To be done> Show all lines of the listing that hold the word "value".

+++ Available records +++

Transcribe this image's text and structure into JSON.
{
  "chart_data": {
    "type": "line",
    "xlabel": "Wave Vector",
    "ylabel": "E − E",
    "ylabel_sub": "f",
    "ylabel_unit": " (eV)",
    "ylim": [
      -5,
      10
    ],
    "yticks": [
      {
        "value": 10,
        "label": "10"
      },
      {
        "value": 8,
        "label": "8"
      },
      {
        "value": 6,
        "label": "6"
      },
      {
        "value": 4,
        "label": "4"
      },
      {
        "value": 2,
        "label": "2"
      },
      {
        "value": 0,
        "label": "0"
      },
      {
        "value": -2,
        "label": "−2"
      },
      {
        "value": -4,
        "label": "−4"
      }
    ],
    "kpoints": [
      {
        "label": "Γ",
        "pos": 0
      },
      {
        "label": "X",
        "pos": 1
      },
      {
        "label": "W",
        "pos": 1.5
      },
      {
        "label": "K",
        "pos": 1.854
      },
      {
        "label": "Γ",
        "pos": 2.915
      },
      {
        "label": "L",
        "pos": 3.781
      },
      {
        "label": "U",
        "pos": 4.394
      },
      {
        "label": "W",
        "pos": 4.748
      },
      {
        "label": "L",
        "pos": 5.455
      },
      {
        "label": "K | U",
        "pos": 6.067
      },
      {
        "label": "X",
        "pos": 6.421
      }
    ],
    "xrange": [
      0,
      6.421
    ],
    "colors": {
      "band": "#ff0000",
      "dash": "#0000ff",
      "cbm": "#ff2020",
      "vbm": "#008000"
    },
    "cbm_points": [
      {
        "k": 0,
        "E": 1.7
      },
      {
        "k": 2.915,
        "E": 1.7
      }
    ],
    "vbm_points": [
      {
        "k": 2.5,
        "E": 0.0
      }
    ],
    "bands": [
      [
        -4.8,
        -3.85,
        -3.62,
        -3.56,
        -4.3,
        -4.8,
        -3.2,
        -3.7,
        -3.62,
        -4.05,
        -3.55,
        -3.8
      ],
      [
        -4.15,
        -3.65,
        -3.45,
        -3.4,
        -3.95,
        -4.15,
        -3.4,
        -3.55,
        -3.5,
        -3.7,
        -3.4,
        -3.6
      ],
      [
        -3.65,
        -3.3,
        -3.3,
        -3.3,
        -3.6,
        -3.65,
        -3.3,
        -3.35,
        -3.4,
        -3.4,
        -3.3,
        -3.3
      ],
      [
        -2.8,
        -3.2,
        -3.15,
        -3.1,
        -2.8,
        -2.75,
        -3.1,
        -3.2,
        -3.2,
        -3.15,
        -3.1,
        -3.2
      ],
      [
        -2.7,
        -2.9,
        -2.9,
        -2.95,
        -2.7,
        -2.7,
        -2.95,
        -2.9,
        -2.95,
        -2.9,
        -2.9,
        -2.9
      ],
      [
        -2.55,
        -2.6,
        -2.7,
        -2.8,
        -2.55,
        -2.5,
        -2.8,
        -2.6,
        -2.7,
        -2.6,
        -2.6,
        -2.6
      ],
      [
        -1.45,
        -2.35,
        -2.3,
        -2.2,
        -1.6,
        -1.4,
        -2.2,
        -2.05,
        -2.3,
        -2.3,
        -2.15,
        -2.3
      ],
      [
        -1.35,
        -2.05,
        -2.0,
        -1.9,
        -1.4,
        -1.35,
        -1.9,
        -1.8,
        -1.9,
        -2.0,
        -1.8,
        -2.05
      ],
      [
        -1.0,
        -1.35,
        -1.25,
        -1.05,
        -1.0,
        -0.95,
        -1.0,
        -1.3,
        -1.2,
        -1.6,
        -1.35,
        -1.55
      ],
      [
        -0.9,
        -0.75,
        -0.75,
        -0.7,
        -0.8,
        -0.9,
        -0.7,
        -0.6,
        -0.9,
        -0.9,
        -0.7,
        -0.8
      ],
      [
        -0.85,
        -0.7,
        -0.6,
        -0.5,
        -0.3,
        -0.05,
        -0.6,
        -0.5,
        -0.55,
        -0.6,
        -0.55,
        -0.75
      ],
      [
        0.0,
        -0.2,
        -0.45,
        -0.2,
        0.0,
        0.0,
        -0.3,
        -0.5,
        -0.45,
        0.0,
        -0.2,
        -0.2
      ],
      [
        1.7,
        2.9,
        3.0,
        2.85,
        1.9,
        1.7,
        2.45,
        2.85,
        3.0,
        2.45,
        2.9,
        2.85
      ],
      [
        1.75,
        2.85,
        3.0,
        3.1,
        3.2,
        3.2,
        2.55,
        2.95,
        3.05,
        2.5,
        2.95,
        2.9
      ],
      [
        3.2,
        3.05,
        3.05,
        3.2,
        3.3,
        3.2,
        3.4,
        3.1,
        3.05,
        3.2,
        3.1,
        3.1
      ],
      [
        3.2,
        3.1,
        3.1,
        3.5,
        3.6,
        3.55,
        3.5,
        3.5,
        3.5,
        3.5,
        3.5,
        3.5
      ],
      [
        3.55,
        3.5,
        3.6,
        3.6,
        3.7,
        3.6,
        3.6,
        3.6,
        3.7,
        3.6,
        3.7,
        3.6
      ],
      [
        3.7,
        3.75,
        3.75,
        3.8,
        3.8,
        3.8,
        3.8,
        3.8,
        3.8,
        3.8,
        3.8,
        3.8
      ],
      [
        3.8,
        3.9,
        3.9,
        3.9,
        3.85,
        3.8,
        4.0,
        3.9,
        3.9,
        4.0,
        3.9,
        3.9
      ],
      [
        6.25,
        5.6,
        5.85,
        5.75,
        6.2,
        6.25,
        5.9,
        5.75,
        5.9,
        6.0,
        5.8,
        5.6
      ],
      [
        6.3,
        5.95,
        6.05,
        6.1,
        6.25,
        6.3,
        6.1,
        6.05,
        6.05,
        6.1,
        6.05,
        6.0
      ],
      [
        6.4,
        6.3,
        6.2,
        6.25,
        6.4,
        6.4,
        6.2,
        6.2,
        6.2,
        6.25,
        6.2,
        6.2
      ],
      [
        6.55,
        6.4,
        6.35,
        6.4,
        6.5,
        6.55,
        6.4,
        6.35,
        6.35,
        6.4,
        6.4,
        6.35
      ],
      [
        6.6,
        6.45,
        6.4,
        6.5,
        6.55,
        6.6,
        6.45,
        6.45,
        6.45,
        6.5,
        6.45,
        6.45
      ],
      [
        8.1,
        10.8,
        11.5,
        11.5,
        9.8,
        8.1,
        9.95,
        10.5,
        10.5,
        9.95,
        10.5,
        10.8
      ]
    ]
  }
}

+++

Final result>
        "value": 10,
        "value": 8,
        "value": 6,
        "value": 4,
        "value": 2,
        "value": 0,
        "value": -2,
        "value": -4,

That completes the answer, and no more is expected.